▸ Required task
Please quote the material exactly, every line of it.

Extracted records:
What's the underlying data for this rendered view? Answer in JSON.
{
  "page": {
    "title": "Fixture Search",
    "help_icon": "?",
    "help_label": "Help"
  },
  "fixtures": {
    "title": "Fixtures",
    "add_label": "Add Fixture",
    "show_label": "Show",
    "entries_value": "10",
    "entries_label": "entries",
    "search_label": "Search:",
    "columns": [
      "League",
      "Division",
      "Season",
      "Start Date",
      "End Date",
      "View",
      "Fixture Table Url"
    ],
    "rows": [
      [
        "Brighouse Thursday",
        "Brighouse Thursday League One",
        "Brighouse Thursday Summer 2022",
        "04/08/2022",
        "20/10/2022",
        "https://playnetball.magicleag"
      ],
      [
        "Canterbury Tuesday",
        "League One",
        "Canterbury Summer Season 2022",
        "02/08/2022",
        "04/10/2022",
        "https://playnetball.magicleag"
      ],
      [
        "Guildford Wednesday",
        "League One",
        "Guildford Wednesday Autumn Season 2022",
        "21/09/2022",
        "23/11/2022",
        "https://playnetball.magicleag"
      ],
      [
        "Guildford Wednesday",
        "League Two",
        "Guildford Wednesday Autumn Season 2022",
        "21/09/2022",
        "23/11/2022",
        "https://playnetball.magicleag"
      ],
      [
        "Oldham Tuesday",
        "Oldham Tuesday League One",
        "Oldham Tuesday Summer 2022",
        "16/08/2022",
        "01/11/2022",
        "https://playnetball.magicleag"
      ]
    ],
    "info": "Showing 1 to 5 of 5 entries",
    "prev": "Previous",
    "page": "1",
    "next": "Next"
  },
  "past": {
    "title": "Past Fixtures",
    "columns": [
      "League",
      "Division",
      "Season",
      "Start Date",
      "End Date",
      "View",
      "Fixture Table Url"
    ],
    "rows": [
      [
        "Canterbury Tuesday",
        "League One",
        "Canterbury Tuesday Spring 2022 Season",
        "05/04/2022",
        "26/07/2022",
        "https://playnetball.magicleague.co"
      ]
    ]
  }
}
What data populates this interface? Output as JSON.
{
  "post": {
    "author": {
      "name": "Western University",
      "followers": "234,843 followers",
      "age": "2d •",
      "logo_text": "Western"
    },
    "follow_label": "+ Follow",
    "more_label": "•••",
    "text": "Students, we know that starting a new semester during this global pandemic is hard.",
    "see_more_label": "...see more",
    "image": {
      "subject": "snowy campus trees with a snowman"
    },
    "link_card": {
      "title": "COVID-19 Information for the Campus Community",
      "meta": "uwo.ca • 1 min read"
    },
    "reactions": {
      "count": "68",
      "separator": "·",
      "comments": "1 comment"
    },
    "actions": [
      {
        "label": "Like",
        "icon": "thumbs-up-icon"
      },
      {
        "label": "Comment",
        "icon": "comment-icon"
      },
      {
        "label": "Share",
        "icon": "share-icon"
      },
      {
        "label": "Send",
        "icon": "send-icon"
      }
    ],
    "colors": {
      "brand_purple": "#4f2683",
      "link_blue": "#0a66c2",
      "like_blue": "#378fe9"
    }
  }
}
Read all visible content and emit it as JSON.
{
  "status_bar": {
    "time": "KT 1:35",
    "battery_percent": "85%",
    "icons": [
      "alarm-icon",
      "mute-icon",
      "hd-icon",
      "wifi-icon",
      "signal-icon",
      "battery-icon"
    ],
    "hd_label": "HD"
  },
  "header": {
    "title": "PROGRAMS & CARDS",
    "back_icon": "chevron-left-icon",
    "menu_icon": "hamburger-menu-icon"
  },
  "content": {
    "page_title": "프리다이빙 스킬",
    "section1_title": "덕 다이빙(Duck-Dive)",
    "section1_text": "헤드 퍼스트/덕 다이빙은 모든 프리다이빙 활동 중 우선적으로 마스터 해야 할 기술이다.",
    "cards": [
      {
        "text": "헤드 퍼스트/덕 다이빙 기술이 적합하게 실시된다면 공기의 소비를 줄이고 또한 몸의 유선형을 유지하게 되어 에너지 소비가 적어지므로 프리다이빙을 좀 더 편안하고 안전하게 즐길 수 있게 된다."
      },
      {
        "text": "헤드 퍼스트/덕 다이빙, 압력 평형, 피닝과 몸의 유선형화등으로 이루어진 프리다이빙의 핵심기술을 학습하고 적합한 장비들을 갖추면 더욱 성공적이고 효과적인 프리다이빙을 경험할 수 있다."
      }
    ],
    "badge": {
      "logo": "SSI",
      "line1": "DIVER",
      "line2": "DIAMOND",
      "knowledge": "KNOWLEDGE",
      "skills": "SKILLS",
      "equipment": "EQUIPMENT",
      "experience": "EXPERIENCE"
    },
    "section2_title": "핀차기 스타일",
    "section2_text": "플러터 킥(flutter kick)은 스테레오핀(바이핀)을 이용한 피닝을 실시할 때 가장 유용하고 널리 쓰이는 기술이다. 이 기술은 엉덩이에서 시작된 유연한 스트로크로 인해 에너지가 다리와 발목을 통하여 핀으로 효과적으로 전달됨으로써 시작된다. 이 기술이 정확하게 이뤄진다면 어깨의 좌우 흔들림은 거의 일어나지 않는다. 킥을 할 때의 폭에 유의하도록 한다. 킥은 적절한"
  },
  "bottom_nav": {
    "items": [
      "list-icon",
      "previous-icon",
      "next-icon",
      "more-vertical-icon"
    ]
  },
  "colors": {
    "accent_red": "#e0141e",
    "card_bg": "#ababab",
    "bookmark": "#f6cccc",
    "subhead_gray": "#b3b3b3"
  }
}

▸ Task solution
What's the underlying data for this rendered view? Answer in JSON.
{
  "page": {
    "title": "Fixture Search",
    "help_icon": "?",
    "help_label": "Help"
  },
  "fixtures": {
    "title": "Fixtures",
    "add_label": "Add Fixture",
    "show_label": "Show",
    "entries_value": "10",
    "entries_label": "entries",
    "search_label": "Search:",
    "columns": [
      "League",
      "Division",
      "Season",
      "Start Date",
      "End Date",
      "View",
      "Fixture Table Url"
    ],
    "rows": [
      [
        "Brighouse Thursday",
        "Brighouse Thursday League One",
        "Brighouse Thursday Summer 2022",
        "04/08/2022",
        "20/10/2022",
        "https://playnetball.magicleag"
      ],
      [
        "Canterbury Tuesday",
        "League One",
        "Canterbury Summer Season 2022",
        "02/08/2022",
        "04/10/2022",
        "https://playnetball.magicleag"
      ],
      [
        "Guildford Wednesday",
        "League One",
        "Guildford Wednesday Autumn Season 2022",
        "21/09/2022",
        "23/11/2022",
        "https://playnetball.magicleag"
      ],
      [
        "Guildford Wednesday",
        "League Two",
        "Guildford Wednesday Autumn Season 2022",
        "21/09/2022",
        "23/11/2022",
        "https://playnetball.magicleag"
      ],
      [
        "Oldham Tuesday",
        "Oldham Tuesday League One",
        "Oldham Tuesday Summer 2022",
        "16/08/2022",
        "01/11/2022",
        "https://playnetball.magicleag"
      ]
    ],
    "info": "Showing 1 to 5 of 5 entries",
    "prev": "Previous",
    "page": "1",
    "next": "Next"
  },
  "past": {
    "title": "Past Fixtures",
    "columns": [
      "League",
      "Division",
      "Season",
      "Start Date",
      "End Date",
      "View",
      "Fixture Table Url"
    ],
    "rows": [
      [
        "Canterbury Tuesday",
        "League One",
        "Canterbury Tuesday Spring 2022 Season",
        "05/04/2022",
        "26/07/2022",
        "https://playnetball.magicleague.co"
      ]
    ]
  }
}
What data populates this interface? Output as JSON.
{
  "post": {
    "author": {
      "name": "Western University",
      "followers": "234,843 followers",
      "age": "2d •",
      "logo_text": "Western"
    },
    "follow_label": "+ Follow",
    "more_label": "•••",
    "text": "Students, we know that starting a new semester during this global pandemic is hard.",
    "see_more_label": "...see more",
    "image": {
      "subject": "snowy campus trees with a snowman"
    },
    "link_card": {
      "title": "COVID-19 Information for the Campus Community",
      "meta": "uwo.ca • 1 min read"
    },
    "reactions": {
      "count": "68",
      "separator": "·",
      "comments": "1 comment"
    },
    "actions": [
      {
        "label": "Like",
        "icon": "thumbs-up-icon"
      },
      {
        "label": "Comment",
        "icon": "comment-icon"
      },
      {
        "label": "Share",
        "icon": "share-icon"
      },
      {
        "label": "Send",
        "icon": "send-icon"
      }
    ],
    "colors": {
      "brand_purple": "#4f2683",
      "link_blue": "#0a66c2",
      "like_blue": "#378fe9"
    }
  }
}
Read all visible content and emit it as JSON.
{
  "status_bar": {
    "time": "KT 1:35",
    "battery_percent": "85%",
    "icons": [
      "alarm-icon",
      "mute-icon",
      "hd-icon",
      "wifi-icon",
      "signal-icon",
      "battery-icon"
    ],
    "hd_label": "HD"
  },
  "header": {
    "title": "PROGRAMS & CARDS",
    "back_icon": "chevron-left-icon",
    "menu_icon": "hamburger-menu-icon"
  },
  "content": {
    "page_title": "프리다이빙 스킬",
    "section1_title": "덕 다이빙(Duck-Dive)",
    "section1_text": "헤드 퍼스트/덕 다이빙은 모든 프리다이빙 활동 중 우선적으로 마스터 해야 할 기술이다.",
    "cards": [
      {
        "text": "헤드 퍼스트/덕 다이빙 기술이 적합하게 실시된다면 공기의 소비를 줄이고 또한 몸의 유선형을 유지하게 되어 에너지 소비가 적어지므로 프리다이빙을 좀 더 편안하고 안전하게 즐길 수 있게 된다."
      },
      {
        "text": "헤드 퍼스트/덕 다이빙, 압력 평형, 피닝과 몸의 유선형화등으로 이루어진 프리다이빙의 핵심기술을 학습하고 적합한 장비들을 갖추면 더욱 성공적이고 효과적인 프리다이빙을 경험할 수 있다."
      }
    ],
    "badge": {
      "logo": "SSI",
      "line1": "DIVER",
      "line2": "DIAMOND",
      "knowledge": "KNOWLEDGE",
      "skills": "SKILLS",
      "equipment": "EQUIPMENT",
      "experience": "EXPERIENCE"
    },
    "section2_title": "핀차기 스타일",
    "section2_text": "플러터 킥(flutter kick)은 스테레오핀(바이핀)을 이용한 피닝을 실시할 때 가장 유용하고 널리 쓰이는 기술이다. 이 기술은 엉덩이에서 시작된 유연한 스트로크로 인해 에너지가 다리와 발목을 통하여 핀으로 효과적으로 전달됨으로써 시작된다. 이 기술이 정확하게 이뤄진다면 어깨의 좌우 흔들림은 거의 일어나지 않는다. 킥을 할 때의 폭에 유의하도록 한다. 킥은 적절한"
  },
  "bottom_nav": {
    "items": [
      "list-icon",
      "previous-icon",
      "next-icon",
      "more-vertical-icon"
    ]
  },
  "colors": {
    "accent_red": "#e0141e",
    "card_bg": "#ababab",
    "bookmark": "#f6cccc",
    "subhead_gray": "#b3b3b3"
  }
}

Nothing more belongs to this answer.